— begin —
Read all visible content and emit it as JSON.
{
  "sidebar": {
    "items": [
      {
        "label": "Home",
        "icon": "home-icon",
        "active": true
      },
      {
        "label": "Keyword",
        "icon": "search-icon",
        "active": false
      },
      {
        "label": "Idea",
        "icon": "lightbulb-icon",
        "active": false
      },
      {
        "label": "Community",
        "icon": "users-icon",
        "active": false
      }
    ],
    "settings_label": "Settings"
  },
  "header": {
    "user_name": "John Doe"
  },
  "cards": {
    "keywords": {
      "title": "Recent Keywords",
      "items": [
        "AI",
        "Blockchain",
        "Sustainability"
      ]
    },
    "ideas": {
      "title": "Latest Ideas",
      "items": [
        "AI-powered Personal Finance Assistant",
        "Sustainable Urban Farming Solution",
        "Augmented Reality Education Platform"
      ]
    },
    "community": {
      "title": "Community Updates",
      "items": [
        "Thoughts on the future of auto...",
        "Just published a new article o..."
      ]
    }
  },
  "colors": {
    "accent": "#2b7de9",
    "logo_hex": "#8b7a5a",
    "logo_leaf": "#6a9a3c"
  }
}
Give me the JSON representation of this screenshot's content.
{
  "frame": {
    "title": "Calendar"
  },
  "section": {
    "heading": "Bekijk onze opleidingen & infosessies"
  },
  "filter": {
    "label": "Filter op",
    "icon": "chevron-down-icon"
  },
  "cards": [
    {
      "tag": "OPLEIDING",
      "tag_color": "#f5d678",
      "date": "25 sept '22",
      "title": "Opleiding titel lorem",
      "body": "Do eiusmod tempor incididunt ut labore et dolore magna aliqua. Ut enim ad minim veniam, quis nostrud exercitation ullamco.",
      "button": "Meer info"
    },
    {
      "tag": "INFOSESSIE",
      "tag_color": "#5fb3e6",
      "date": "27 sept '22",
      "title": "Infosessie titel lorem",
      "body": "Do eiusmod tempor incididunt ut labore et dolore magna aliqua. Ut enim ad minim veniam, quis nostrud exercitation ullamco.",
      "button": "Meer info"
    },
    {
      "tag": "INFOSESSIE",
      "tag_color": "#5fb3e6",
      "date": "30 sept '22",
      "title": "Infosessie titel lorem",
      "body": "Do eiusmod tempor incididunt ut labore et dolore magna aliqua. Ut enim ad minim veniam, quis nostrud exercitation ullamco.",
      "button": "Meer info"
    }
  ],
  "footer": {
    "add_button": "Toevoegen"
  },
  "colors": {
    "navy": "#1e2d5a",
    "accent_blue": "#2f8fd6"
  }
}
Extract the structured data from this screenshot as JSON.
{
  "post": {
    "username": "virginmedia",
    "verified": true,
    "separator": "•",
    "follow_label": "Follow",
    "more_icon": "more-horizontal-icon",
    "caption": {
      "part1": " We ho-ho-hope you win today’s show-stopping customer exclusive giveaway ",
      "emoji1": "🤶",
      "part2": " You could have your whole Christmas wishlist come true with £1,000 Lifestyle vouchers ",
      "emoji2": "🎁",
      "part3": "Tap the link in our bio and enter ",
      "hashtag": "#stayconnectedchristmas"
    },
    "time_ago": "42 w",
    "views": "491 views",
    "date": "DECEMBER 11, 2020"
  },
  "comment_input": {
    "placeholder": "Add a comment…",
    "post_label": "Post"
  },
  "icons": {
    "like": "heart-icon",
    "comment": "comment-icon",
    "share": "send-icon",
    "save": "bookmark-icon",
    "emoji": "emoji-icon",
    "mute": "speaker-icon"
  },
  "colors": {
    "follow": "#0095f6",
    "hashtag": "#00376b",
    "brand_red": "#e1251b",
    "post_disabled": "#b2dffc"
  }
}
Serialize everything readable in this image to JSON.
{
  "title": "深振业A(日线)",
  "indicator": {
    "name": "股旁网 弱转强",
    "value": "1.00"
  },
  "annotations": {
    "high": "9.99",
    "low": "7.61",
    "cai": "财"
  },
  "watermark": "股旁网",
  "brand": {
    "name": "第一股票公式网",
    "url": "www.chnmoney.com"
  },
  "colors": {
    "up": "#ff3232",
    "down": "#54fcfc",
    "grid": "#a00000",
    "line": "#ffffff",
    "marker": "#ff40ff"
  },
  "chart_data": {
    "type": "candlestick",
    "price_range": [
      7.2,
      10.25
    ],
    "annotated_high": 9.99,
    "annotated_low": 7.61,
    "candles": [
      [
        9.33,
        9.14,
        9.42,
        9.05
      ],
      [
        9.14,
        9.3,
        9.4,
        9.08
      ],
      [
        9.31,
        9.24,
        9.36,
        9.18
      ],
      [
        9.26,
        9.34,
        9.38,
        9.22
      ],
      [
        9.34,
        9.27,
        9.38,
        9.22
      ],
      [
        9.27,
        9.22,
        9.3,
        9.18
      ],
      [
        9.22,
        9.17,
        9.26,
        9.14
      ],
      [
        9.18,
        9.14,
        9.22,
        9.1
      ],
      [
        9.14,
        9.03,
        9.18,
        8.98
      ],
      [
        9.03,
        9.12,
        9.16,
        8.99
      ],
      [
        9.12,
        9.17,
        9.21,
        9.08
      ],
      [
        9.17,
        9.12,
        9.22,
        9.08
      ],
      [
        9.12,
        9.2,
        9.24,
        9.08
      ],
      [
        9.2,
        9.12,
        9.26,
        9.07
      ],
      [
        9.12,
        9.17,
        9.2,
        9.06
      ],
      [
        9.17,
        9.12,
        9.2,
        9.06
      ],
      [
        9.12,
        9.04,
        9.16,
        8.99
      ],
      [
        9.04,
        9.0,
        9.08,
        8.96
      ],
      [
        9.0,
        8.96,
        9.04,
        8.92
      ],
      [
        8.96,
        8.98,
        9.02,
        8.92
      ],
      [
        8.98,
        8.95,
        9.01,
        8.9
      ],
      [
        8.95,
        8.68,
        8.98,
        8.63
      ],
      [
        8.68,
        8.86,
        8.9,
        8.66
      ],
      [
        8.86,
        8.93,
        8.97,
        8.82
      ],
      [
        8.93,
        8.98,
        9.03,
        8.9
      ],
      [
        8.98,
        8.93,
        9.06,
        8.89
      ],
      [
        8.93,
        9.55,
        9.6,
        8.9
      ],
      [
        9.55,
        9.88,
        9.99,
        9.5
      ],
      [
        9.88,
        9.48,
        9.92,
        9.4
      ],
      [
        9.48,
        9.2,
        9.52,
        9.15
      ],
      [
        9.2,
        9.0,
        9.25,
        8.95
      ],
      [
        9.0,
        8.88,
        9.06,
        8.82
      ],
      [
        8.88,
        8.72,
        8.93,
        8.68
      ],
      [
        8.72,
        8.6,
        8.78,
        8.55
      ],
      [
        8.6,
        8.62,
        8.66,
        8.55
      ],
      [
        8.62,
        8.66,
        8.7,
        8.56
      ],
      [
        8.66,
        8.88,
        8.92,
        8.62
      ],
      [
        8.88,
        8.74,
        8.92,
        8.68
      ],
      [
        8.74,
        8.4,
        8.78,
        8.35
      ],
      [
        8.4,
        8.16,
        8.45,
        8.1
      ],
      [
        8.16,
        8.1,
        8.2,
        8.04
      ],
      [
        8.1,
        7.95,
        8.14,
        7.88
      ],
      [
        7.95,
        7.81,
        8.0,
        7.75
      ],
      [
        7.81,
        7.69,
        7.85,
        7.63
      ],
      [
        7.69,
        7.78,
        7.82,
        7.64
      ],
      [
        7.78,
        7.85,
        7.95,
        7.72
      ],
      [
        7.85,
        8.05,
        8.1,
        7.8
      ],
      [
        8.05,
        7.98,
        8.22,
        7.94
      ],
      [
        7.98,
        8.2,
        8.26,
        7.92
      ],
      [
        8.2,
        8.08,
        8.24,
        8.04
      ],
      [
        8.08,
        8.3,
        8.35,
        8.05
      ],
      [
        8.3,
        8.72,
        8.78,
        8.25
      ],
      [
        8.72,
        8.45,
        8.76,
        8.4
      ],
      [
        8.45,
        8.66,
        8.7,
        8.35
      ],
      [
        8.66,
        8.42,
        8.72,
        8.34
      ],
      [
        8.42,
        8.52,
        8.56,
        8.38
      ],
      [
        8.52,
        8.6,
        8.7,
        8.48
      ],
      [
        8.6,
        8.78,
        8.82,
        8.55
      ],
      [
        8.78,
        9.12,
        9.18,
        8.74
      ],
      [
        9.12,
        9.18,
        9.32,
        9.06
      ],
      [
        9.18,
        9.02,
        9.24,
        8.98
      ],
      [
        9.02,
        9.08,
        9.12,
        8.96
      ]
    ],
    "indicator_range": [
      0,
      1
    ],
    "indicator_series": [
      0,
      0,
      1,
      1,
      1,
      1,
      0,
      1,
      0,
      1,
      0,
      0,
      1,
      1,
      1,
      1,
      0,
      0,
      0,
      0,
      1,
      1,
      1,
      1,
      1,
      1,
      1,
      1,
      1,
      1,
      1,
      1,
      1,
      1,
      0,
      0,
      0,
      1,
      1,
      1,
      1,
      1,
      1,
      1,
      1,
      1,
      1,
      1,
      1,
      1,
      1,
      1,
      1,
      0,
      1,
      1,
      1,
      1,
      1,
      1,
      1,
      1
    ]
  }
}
— end —
#### [EXERCISE GOAL]
Gather each line of the records holding the string "true".

#### [FULL RESPONSE]
        "active": true
    "verified": true,
      "part2": " You could have your whole Christmas wishlist come true with £1,000 Lifestyle vouchers ",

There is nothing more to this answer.